_Problem_.
Copy every line of the records below that holds the word "同步测试解答".
==========
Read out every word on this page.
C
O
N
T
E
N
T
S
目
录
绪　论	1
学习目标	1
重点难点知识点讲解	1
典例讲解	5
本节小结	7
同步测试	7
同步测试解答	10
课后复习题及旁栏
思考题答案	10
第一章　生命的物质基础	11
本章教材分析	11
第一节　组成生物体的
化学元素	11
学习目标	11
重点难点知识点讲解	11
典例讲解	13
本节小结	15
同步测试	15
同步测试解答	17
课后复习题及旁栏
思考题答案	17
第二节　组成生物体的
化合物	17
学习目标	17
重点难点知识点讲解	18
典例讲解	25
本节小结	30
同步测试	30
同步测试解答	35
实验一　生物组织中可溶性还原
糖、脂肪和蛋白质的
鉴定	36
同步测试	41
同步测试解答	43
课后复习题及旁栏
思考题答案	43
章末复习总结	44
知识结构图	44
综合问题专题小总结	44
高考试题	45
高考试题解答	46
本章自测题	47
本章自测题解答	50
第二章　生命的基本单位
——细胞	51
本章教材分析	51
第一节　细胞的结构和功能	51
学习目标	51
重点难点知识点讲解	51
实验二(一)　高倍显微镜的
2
==========
_Result of the task_.
同步测试解答	10
同步测试解答	17
同步测试解答	35
同步测试解答	43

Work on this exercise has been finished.